+++ RECORDS FOR THIS TASK
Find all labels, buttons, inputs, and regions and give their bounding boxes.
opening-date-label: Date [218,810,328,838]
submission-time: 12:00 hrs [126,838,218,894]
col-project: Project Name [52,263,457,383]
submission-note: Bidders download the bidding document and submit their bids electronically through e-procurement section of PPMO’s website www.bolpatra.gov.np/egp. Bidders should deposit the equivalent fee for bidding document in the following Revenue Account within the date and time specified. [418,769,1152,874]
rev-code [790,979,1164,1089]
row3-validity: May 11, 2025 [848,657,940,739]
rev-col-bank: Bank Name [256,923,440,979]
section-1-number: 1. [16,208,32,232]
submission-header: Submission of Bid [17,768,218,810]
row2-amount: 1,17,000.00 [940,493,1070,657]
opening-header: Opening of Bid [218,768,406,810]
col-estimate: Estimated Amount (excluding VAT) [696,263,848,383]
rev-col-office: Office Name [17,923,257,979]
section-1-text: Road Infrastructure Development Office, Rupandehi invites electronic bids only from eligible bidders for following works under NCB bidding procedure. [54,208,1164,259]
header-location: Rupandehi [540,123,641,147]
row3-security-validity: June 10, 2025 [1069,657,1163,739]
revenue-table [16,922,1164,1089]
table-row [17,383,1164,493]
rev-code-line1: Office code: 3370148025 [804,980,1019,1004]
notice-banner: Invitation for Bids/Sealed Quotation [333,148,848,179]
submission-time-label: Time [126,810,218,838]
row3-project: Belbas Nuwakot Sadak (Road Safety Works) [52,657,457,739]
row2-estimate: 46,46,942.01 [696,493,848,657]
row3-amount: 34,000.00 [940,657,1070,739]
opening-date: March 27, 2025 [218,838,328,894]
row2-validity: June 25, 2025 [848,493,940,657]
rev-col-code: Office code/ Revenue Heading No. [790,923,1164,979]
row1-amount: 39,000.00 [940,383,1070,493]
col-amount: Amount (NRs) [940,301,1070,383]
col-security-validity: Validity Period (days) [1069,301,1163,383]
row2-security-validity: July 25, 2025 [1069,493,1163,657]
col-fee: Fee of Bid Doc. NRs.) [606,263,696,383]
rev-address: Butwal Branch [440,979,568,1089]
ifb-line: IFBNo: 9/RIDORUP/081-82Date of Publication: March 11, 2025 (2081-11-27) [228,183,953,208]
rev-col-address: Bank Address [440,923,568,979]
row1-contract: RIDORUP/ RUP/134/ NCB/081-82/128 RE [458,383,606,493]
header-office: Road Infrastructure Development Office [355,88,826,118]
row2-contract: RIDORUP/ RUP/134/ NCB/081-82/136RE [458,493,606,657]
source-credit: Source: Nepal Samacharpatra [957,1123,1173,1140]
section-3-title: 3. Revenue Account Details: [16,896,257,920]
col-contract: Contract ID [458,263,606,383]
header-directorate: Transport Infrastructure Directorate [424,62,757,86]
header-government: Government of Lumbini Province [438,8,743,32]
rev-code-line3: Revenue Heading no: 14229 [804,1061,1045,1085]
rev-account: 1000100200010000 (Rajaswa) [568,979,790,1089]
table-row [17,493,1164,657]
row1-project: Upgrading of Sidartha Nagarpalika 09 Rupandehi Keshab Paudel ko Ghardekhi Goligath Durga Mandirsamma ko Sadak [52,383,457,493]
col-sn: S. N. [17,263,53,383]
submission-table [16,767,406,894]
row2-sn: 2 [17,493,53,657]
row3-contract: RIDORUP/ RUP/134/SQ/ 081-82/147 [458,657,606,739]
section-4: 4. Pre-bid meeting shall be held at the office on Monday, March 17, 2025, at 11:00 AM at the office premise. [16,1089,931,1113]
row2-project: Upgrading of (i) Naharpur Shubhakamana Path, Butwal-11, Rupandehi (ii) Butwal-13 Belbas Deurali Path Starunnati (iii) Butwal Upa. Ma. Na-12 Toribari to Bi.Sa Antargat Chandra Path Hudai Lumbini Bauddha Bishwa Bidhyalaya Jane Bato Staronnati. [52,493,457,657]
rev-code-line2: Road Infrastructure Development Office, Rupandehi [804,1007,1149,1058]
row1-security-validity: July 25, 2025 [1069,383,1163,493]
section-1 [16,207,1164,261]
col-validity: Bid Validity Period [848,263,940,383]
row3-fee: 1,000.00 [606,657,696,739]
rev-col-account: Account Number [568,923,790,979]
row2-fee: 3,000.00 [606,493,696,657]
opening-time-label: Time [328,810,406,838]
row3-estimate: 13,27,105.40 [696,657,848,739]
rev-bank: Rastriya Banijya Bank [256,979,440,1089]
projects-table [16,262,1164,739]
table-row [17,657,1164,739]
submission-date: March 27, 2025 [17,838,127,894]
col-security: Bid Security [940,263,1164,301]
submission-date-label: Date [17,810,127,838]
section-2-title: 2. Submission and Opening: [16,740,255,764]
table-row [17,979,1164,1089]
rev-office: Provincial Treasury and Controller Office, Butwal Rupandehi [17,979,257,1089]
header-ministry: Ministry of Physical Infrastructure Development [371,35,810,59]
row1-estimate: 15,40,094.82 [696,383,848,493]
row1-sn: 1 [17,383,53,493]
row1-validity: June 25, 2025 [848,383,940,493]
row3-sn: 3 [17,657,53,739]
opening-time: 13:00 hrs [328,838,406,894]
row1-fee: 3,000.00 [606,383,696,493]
++++++
GOAL: Lay out the stretch of the listing from its start through the line containing "col-project: Project Name [52,263,457,383]" as a Markdown table with the columns Number and Listing line, skipping any blank lines.

SOLUTION:
| Number | Listing line |
|---|---|
| 1 | Find all labels, buttons, inputs, and regions and give their bounding boxes. |
| 2 | opening-date-label: Date [218,810,328,838] |
| 3 | submission-time: 12:00 hrs [126,838,218,894] |
| 4 | col-project: Project Name [52,263,457,383] |